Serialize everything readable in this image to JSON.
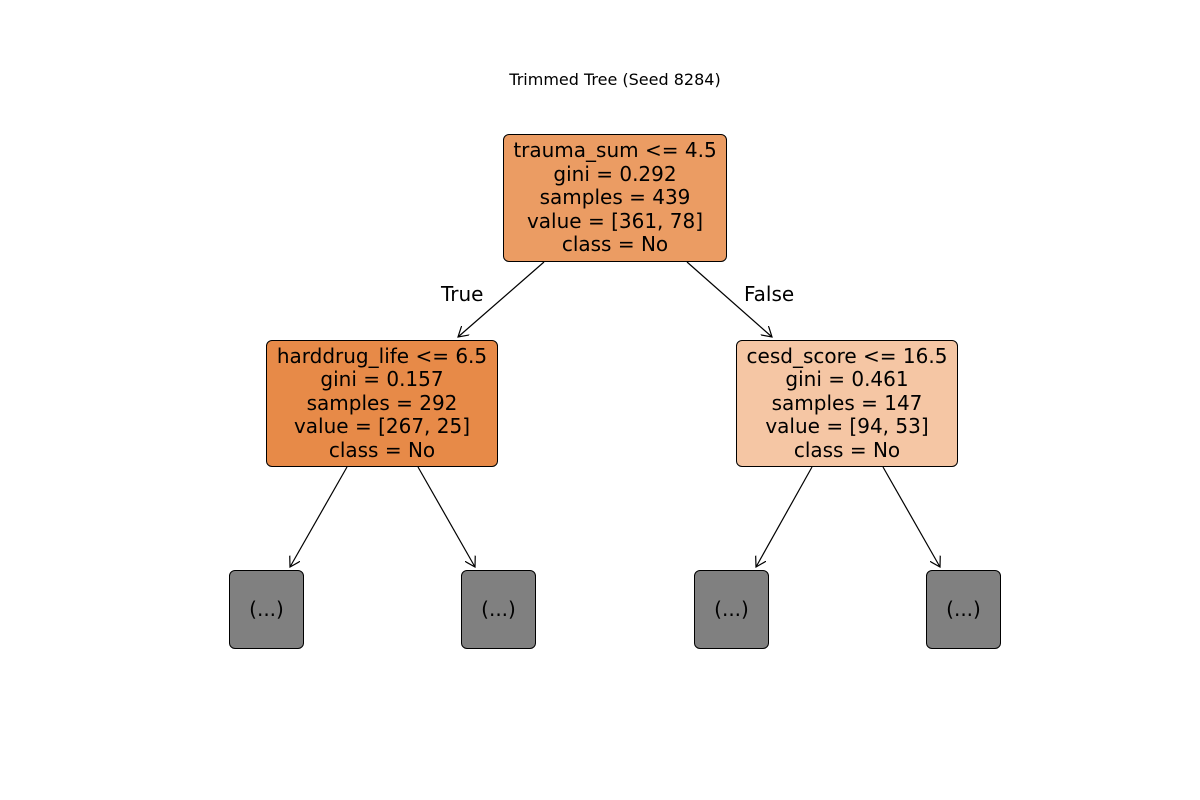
{
  "title": "Trimmed Tree (Seed 8284)",
  "colors": {
    "root": "#eb9c63",
    "left": "#e78a48",
    "right": "#f5c6a4",
    "truncated": "#808080"
  },
  "root": {
    "condition": "trauma_sum <= 4.5",
    "gini": "gini = 0.292",
    "samples": "samples = 439",
    "value": "value = [361, 78]",
    "class": "class = No"
  },
  "left": {
    "condition": "harddrug_life <= 6.5",
    "gini": "gini = 0.157",
    "samples": "samples = 292",
    "value": "value = [267, 25]",
    "class": "class = No"
  },
  "right": {
    "condition": "cesd_score <= 16.5",
    "gini": "gini = 0.461",
    "samples": "samples = 147",
    "value": "value = [94, 53]",
    "class": "class = No"
  },
  "edge_labels": {
    "true": "True",
    "false": "False"
  },
  "leaves": [
    "(...)",
    "(...)",
    "(...)",
    "(...)"
  ]
}
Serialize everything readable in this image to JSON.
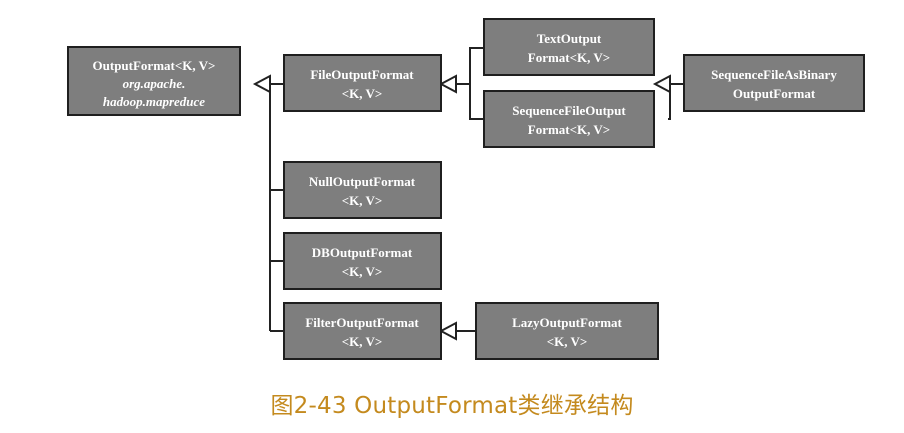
{
  "nodes": [
    {
      "id": "outputformat",
      "lines": [
        {
          "text": "OutputFormat<K, V>",
          "italic": false
        },
        {
          "text": "org.apache.",
          "italic": true
        },
        {
          "text": "hadoop.mapreduce",
          "italic": true
        }
      ]
    },
    {
      "id": "fileoutputformat",
      "lines": [
        {
          "text": "FileOutputFormat",
          "italic": false
        },
        {
          "text": "<K, V>",
          "italic": false
        }
      ]
    },
    {
      "id": "textoutputformat",
      "lines": [
        {
          "text": "TextOutput",
          "italic": false
        },
        {
          "text": "Format<K, V>",
          "italic": false
        }
      ]
    },
    {
      "id": "sequencefileoutputformat",
      "lines": [
        {
          "text": "SequenceFileOutput",
          "italic": false
        },
        {
          "text": "Format<K, V>",
          "italic": false
        }
      ]
    },
    {
      "id": "sequencefileasbinaryoutputformat",
      "lines": [
        {
          "text": "SequenceFileAsBinary",
          "italic": false
        },
        {
          "text": "OutputFormat",
          "italic": false
        }
      ]
    },
    {
      "id": "nulloutputformat",
      "lines": [
        {
          "text": "NullOutputFormat",
          "italic": false
        },
        {
          "text": "<K, V>",
          "italic": false
        }
      ]
    },
    {
      "id": "dboutputformat",
      "lines": [
        {
          "text": "DBOutputFormat",
          "italic": false
        },
        {
          "text": "<K, V>",
          "italic": false
        }
      ]
    },
    {
      "id": "filteroutputformat",
      "lines": [
        {
          "text": "FilterOutputFormat",
          "italic": false
        },
        {
          "text": "<K, V>",
          "italic": false
        }
      ]
    },
    {
      "id": "lazyoutputformat",
      "lines": [
        {
          "text": "LazyOutputFormat",
          "italic": false
        },
        {
          "text": "<K, V>",
          "italic": false
        }
      ]
    }
  ],
  "edges": [
    {
      "from": "fileoutputformat",
      "to": "outputformat"
    },
    {
      "from": "nulloutputformat",
      "to": "outputformat"
    },
    {
      "from": "dboutputformat",
      "to": "outputformat"
    },
    {
      "from": "filteroutputformat",
      "to": "outputformat"
    },
    {
      "from": "textoutputformat",
      "to": "fileoutputformat"
    },
    {
      "from": "sequencefileoutputformat",
      "to": "fileoutputformat"
    },
    {
      "from": "sequencefileasbinaryoutputformat",
      "to": "sequencefileoutputformat"
    },
    {
      "from": "lazyoutputformat",
      "to": "filteroutputformat"
    }
  ],
  "caption": "图2-43 OutputFormat类继承结构",
  "colors": {
    "node_fill": "#7e7e7e",
    "node_stroke": "#1f1f1f",
    "node_text": "#ffffff",
    "edge": "#222222",
    "caption": "#c48a1e"
  }
}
☆ ☆ ☆ ☆ ☆ ☆ ☆
Return every line in the listing that contains the word "from".

▸ **Solution**:
      "from": "fileoutputformat",
      "from": "nulloutputformat",
      "from": "dboutputformat",
      "from": "filteroutputformat",
      "from": "textoutputformat",
      "from": "sequencefileoutputformat",
      "from": "sequencefileasbinaryoutputformat",
      "from": "lazyoutputformat",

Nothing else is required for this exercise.